- [Short task] Count how many lines below contain the word "signal", then give that number alone.

- [Dataset records]
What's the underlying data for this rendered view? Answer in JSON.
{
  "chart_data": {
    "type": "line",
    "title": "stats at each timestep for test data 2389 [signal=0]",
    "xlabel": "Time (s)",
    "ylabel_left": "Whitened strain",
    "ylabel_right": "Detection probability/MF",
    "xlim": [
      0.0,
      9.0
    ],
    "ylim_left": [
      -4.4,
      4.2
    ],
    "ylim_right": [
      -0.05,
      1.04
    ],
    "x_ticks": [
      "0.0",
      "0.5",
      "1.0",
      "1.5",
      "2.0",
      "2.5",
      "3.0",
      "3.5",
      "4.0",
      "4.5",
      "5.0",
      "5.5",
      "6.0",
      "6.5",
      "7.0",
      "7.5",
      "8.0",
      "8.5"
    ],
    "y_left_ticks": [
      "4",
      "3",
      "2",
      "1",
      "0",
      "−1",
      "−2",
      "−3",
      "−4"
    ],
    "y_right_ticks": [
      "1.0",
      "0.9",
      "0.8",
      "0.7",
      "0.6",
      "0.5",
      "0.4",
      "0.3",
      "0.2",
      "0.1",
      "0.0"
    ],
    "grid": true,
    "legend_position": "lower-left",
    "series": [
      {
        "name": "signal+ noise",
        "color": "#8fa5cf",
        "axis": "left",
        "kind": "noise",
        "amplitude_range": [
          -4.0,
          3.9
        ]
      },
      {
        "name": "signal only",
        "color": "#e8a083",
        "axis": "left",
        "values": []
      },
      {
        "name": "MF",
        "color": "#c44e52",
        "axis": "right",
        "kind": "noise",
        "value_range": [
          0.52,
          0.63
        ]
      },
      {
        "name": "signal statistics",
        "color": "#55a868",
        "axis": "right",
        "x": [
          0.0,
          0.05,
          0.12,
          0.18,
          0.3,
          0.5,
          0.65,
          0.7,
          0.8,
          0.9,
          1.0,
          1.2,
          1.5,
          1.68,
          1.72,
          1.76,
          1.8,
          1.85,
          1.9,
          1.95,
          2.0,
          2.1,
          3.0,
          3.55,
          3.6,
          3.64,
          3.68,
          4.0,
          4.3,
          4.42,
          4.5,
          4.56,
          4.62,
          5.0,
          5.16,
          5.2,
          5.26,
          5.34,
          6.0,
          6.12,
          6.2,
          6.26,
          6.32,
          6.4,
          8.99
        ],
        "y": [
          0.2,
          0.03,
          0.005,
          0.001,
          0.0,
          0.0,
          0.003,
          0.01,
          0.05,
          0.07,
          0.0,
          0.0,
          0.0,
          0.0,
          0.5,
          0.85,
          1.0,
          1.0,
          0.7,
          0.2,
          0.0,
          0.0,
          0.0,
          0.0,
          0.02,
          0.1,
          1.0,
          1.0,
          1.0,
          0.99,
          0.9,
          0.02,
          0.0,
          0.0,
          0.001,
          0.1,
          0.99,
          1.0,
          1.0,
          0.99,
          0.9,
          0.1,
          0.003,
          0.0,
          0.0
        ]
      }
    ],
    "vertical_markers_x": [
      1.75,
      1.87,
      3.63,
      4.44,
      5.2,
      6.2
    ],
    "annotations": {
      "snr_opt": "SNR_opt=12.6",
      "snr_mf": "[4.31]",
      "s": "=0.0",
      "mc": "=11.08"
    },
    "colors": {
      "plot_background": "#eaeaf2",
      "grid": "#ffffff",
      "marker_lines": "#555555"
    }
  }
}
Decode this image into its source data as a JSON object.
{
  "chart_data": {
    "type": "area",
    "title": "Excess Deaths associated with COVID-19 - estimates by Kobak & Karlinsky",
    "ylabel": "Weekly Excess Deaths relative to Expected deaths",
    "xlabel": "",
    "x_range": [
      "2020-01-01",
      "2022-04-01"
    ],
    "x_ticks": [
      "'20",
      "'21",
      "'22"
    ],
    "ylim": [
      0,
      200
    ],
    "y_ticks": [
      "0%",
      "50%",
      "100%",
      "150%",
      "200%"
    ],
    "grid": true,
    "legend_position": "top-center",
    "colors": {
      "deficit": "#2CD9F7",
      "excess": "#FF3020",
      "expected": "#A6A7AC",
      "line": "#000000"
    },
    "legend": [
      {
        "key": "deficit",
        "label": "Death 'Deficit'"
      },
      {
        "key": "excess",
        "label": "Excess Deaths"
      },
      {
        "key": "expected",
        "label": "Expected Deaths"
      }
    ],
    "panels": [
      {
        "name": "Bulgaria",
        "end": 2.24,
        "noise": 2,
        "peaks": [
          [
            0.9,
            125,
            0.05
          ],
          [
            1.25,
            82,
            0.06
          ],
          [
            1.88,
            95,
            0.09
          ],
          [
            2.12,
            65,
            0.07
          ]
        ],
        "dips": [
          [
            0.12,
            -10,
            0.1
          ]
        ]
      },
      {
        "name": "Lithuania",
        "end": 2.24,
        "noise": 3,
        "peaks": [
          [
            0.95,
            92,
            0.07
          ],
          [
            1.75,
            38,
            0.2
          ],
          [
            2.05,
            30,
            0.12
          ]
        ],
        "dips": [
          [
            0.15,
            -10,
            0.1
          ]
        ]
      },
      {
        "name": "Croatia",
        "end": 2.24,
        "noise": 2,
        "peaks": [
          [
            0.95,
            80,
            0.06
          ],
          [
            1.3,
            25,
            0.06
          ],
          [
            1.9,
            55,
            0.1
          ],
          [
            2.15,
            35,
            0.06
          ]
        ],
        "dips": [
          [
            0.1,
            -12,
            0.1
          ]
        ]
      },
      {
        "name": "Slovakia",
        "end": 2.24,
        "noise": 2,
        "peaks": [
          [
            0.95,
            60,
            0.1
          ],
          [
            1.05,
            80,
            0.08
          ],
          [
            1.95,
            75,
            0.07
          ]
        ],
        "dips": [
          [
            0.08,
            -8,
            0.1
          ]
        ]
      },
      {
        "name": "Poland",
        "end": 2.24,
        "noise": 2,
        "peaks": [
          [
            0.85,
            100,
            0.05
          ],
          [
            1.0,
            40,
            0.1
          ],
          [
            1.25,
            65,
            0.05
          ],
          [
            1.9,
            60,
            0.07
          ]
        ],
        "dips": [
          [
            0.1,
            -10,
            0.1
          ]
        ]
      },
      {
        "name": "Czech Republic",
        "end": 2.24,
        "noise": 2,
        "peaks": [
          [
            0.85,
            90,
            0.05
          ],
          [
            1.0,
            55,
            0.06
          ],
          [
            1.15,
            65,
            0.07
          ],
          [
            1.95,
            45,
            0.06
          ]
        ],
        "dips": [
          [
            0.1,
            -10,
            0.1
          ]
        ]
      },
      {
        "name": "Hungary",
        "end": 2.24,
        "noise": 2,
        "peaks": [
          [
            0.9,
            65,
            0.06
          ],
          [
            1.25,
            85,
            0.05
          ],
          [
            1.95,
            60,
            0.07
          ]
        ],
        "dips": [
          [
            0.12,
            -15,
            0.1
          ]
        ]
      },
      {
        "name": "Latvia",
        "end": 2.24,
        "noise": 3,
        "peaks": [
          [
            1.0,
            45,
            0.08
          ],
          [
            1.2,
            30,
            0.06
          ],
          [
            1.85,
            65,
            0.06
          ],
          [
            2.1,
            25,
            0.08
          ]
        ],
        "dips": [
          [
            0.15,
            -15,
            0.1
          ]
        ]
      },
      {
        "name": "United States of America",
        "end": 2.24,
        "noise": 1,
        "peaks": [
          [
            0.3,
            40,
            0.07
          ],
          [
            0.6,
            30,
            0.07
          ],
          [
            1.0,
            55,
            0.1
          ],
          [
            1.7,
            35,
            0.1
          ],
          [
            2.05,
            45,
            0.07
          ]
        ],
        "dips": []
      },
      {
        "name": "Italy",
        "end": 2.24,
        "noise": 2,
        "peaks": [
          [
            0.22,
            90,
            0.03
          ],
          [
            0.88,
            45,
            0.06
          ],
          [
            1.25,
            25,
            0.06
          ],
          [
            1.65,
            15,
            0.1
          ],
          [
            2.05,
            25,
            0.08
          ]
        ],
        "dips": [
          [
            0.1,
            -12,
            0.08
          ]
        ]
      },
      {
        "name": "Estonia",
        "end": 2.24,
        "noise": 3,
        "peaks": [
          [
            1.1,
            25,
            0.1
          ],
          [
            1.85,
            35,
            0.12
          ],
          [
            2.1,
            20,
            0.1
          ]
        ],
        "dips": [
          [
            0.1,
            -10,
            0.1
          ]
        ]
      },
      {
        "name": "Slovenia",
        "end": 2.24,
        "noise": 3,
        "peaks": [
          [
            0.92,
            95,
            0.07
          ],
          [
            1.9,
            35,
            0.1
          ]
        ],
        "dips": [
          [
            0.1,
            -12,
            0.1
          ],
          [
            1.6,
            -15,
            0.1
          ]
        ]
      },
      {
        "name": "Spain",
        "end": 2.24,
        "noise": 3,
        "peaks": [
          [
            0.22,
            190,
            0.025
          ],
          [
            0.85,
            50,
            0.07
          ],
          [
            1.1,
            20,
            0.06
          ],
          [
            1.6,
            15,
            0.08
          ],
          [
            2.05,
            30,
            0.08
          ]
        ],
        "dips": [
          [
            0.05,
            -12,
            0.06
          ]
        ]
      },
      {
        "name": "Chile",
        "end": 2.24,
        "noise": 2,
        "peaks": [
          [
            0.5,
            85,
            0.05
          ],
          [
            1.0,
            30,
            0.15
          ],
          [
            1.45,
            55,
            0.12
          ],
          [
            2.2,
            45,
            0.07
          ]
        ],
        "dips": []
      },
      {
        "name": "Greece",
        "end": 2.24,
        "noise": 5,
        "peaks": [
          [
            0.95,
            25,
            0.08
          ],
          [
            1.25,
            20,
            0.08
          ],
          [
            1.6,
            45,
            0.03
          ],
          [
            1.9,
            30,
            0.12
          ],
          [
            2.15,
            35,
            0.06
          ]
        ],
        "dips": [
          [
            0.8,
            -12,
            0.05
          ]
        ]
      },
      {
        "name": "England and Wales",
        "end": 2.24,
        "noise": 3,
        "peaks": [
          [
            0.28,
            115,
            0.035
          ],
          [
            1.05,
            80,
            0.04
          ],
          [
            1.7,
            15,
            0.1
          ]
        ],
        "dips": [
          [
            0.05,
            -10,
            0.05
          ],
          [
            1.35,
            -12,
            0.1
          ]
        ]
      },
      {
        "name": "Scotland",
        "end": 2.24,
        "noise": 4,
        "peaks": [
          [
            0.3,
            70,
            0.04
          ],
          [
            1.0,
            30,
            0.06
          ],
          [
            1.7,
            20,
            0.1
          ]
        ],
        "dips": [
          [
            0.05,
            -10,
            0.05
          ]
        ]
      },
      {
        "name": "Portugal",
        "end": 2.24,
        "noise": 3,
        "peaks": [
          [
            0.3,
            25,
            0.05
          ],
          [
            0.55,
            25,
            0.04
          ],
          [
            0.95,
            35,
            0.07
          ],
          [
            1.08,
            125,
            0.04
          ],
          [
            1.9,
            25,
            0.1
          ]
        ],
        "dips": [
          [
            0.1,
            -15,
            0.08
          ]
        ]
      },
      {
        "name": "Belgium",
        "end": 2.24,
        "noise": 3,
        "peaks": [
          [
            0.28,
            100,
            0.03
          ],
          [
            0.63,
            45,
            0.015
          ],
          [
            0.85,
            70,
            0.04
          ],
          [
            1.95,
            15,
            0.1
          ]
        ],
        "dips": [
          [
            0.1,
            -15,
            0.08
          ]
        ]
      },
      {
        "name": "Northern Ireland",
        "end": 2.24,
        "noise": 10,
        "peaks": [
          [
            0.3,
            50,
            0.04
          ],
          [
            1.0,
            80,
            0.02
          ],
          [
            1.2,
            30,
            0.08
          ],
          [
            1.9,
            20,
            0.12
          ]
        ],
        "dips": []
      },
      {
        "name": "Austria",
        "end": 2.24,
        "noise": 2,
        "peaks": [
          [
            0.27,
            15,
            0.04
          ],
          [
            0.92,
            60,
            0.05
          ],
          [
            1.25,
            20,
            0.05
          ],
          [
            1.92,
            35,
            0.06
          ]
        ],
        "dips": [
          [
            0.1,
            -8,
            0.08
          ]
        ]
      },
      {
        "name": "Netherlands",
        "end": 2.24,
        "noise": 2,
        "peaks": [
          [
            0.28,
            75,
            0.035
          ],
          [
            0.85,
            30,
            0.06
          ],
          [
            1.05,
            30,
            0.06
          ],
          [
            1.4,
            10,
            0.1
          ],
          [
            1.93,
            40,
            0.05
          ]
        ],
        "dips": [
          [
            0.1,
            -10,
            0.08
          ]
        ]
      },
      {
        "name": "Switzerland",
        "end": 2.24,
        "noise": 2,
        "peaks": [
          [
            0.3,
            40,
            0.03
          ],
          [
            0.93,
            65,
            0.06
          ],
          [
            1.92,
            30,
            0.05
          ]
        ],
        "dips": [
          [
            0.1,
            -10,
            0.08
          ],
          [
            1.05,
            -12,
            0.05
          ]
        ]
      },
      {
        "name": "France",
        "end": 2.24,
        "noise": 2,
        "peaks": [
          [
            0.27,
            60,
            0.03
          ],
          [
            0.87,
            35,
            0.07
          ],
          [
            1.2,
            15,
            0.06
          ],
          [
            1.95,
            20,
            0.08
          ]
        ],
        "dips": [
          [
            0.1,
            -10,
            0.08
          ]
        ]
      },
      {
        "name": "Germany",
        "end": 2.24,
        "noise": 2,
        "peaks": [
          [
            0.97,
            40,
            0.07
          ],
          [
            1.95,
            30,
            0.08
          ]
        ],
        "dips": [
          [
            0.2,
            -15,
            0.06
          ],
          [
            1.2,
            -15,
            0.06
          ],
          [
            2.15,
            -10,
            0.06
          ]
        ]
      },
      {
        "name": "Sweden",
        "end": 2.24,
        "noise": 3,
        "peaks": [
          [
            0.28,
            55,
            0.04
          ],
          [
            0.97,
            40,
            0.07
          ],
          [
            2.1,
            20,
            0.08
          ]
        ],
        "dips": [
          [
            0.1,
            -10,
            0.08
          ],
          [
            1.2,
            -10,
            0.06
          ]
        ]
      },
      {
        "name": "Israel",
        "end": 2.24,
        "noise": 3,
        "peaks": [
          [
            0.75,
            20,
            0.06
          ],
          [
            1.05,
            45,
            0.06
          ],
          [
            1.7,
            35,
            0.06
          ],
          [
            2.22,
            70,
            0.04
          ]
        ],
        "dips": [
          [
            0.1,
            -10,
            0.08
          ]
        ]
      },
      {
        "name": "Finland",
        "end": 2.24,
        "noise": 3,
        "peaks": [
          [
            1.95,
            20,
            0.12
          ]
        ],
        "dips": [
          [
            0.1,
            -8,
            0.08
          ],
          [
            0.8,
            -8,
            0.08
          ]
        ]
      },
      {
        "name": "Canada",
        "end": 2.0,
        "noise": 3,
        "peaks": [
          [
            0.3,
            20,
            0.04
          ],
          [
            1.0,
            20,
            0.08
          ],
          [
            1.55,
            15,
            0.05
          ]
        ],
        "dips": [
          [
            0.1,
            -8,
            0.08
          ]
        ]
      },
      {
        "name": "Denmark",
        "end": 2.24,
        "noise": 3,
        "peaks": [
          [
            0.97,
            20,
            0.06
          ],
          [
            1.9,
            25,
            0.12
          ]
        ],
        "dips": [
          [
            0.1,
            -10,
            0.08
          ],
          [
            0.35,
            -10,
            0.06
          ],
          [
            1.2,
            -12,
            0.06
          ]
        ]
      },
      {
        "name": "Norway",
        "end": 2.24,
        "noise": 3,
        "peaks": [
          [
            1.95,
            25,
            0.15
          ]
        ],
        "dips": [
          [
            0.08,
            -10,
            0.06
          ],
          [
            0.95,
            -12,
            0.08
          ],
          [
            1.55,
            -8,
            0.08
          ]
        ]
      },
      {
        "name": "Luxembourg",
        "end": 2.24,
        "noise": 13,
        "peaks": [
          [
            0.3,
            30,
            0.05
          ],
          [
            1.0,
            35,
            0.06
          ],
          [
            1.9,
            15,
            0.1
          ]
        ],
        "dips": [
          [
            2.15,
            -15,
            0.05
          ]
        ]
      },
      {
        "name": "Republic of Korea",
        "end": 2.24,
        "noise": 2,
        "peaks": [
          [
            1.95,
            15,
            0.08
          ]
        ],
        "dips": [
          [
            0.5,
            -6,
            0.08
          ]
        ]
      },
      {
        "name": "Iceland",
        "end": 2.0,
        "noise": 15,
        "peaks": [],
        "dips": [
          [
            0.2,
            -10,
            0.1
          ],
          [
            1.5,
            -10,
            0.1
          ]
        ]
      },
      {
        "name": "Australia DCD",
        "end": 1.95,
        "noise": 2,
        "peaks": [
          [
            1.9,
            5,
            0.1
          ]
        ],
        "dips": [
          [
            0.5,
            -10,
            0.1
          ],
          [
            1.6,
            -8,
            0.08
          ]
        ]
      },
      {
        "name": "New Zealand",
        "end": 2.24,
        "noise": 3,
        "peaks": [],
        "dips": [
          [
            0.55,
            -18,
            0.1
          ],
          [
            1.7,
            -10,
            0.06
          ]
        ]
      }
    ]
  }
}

- [In response] 4